• [Exercise details] Count every line of these entries that holds the word "Today", and reply with the number only.

Data records:
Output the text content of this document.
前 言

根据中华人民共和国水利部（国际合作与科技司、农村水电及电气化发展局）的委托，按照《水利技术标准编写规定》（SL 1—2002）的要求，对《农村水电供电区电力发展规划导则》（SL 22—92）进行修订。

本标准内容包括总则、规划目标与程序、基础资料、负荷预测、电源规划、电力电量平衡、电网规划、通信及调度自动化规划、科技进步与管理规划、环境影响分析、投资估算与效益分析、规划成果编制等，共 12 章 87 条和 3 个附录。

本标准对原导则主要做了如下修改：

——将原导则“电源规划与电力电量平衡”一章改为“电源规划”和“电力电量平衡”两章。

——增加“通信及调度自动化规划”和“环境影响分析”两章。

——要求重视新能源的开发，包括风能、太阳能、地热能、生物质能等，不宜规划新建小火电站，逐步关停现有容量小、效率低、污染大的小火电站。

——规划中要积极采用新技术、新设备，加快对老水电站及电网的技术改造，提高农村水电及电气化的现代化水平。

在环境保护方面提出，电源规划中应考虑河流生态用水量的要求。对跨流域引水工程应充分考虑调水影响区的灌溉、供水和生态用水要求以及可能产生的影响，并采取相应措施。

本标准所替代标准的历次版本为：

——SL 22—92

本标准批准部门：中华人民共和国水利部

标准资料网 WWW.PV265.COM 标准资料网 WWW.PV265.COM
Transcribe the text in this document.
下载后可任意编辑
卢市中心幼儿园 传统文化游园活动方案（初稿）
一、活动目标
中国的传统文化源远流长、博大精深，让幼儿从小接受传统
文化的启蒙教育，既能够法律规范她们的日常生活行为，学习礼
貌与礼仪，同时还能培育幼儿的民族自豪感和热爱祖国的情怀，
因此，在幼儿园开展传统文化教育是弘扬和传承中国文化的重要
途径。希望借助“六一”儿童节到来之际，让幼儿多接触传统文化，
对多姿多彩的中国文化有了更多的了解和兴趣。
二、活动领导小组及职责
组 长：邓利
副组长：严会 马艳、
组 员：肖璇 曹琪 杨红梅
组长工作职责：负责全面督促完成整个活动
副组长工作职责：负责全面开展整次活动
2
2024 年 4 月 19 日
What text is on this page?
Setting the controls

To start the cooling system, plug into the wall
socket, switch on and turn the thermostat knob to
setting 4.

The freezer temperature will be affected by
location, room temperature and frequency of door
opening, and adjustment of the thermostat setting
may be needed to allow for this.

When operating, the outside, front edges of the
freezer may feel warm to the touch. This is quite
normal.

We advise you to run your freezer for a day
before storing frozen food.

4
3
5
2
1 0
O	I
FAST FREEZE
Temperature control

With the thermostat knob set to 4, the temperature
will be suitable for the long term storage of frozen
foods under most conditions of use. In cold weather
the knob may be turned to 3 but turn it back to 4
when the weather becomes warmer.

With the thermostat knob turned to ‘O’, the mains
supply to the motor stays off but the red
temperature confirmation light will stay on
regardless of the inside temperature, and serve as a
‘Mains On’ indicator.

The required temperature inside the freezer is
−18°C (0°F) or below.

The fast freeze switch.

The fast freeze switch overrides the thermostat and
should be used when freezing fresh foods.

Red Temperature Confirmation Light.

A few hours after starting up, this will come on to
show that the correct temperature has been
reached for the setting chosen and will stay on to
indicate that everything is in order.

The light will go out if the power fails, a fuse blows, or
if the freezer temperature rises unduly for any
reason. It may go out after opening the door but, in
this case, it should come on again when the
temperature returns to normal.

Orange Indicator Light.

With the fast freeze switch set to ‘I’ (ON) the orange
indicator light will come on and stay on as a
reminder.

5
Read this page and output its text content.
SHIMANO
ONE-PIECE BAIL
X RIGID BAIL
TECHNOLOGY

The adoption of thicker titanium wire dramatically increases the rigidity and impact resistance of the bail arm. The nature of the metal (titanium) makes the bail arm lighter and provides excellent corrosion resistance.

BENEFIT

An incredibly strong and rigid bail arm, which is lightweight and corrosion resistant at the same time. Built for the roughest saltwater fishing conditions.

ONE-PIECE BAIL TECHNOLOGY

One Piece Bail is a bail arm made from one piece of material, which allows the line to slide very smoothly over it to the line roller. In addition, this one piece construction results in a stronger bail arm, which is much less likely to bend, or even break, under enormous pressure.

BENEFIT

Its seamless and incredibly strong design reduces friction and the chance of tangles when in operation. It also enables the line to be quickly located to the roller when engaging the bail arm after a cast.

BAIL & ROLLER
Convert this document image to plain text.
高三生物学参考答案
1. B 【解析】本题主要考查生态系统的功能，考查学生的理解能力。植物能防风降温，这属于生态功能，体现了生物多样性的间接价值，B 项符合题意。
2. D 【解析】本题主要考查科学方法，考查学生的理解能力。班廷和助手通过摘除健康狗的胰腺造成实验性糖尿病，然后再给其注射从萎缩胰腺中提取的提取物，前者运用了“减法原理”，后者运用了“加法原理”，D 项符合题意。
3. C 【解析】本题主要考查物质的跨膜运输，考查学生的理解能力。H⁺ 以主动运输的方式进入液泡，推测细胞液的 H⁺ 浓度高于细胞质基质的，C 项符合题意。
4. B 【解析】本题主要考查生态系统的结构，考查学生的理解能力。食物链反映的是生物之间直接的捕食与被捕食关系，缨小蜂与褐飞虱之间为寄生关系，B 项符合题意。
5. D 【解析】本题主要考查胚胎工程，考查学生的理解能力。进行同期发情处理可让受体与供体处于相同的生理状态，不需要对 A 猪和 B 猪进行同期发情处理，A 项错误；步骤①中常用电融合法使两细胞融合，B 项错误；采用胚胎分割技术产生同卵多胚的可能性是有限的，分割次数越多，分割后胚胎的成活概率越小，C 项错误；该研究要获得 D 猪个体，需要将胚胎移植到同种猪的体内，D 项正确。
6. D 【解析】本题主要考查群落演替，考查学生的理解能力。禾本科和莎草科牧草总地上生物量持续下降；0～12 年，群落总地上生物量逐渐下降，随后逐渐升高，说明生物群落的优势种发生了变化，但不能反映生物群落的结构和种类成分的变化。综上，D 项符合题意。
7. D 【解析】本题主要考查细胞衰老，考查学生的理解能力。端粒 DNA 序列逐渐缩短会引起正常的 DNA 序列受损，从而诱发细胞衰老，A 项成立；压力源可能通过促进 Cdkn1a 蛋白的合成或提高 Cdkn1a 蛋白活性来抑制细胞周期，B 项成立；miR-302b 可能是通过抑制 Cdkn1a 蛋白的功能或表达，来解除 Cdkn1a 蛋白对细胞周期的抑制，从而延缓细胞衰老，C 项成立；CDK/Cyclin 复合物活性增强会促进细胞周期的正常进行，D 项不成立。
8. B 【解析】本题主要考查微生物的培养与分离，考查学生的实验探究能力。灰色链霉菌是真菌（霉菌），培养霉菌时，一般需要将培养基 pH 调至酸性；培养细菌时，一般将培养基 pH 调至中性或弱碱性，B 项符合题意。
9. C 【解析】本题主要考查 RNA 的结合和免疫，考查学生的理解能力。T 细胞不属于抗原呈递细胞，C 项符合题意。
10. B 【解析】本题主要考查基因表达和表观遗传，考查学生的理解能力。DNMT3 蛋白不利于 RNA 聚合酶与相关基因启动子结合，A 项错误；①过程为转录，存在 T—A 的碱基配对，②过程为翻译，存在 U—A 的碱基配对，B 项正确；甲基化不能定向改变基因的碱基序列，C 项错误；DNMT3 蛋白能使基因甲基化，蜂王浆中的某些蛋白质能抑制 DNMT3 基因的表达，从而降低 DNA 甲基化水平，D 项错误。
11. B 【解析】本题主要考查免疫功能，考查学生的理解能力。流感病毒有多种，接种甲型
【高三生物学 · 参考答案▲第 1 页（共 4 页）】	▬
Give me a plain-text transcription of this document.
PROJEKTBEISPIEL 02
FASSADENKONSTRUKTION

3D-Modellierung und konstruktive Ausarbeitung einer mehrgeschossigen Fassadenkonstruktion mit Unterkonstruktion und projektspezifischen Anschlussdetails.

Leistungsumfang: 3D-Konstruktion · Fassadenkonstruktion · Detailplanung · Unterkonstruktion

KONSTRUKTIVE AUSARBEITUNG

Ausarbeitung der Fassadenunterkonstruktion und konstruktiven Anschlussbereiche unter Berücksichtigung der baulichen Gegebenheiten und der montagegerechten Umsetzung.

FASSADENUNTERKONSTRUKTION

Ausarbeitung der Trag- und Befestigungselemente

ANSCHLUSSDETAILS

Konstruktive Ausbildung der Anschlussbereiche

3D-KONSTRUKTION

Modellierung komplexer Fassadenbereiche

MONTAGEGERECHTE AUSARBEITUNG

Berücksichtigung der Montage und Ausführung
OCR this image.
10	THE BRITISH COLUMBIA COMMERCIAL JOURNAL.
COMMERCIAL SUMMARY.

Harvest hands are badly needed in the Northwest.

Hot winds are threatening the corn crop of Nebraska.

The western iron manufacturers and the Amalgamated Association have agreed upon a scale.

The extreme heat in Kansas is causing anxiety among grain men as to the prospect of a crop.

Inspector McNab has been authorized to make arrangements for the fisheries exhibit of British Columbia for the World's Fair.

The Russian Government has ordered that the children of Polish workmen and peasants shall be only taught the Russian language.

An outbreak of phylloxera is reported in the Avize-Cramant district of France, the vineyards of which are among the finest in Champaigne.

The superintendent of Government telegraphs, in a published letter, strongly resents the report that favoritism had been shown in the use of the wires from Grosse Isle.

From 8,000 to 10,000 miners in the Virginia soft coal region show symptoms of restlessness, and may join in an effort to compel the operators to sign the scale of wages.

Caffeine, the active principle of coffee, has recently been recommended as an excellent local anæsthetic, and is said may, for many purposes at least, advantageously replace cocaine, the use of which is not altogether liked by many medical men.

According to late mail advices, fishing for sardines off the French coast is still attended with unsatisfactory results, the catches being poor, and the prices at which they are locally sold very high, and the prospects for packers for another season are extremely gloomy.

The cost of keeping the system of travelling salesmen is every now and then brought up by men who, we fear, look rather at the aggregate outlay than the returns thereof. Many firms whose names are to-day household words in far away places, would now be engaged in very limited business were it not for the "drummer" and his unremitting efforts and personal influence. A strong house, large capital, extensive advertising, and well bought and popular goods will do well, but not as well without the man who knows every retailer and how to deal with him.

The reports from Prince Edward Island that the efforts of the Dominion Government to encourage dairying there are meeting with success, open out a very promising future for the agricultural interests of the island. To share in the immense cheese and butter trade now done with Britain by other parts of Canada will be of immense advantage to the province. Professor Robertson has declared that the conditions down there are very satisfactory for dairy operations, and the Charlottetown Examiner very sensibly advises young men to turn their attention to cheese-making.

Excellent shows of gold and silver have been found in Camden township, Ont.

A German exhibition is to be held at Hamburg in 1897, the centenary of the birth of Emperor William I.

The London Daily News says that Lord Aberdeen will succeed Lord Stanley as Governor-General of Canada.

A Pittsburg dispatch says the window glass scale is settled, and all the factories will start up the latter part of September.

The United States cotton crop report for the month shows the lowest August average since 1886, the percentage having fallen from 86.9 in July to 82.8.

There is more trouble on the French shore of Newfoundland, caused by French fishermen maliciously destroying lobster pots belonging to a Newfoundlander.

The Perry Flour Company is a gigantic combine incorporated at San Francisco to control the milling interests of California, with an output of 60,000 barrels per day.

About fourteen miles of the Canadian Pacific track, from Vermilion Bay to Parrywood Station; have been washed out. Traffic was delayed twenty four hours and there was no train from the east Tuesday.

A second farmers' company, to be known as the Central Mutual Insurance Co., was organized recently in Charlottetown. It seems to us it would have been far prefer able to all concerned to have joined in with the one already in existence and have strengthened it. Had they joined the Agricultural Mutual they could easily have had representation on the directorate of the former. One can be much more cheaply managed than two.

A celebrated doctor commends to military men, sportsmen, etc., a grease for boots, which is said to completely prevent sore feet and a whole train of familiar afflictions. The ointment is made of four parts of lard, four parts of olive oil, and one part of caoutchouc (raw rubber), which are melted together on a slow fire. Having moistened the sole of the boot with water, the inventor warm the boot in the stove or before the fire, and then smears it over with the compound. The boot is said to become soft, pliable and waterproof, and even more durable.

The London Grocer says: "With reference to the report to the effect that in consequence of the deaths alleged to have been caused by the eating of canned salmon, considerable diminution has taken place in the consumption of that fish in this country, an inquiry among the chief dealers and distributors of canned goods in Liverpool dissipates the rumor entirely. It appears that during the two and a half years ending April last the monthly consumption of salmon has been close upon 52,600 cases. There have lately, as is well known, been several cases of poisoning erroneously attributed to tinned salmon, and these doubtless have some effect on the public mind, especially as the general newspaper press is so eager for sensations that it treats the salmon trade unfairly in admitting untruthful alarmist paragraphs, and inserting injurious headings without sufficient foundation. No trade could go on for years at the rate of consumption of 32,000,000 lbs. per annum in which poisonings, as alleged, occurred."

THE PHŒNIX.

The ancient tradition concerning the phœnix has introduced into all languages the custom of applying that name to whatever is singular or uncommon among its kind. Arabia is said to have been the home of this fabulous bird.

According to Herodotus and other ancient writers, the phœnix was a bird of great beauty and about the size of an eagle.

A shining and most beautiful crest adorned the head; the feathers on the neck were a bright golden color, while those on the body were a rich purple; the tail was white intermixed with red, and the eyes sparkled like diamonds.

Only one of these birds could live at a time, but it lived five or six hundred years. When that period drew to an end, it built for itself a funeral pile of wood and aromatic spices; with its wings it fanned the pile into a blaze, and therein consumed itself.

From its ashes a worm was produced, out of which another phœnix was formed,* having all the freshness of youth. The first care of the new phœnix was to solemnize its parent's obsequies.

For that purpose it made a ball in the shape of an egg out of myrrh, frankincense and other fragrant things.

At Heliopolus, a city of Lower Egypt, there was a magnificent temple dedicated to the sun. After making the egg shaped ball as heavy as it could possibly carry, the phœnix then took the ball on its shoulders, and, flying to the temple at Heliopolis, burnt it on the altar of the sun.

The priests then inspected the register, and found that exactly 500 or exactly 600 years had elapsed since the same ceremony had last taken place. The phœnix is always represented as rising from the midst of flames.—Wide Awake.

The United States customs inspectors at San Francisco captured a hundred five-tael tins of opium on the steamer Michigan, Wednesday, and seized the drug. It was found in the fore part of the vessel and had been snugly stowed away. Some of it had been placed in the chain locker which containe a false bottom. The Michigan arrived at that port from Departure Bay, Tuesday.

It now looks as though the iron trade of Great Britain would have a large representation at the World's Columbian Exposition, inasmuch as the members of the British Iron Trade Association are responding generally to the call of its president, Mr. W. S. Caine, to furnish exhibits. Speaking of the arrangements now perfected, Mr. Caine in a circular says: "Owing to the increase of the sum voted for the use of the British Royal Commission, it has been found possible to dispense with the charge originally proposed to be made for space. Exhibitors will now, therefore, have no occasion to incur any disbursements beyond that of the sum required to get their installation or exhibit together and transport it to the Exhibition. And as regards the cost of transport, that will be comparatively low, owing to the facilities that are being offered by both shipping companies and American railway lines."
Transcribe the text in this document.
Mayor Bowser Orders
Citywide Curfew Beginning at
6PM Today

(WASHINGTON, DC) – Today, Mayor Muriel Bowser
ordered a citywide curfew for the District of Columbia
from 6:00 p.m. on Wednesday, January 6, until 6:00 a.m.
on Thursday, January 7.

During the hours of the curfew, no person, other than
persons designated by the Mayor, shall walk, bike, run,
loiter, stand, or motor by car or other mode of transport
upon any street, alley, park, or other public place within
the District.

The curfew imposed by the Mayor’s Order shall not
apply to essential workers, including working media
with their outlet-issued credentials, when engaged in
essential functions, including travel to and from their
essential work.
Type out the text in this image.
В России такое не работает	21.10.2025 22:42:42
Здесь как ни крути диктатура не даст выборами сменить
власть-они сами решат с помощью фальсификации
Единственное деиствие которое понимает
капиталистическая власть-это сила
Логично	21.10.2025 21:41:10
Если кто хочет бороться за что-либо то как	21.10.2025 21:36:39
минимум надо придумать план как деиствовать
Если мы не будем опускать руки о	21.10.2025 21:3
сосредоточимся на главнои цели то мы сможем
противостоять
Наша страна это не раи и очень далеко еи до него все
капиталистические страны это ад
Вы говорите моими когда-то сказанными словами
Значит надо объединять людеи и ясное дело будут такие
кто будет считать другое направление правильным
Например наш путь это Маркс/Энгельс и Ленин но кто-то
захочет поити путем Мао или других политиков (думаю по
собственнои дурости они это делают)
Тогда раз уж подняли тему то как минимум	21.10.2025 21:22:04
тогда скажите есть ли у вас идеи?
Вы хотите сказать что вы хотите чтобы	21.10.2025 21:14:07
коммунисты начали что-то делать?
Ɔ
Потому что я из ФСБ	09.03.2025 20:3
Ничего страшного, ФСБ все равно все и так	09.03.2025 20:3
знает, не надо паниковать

• [Result of the exercise] 2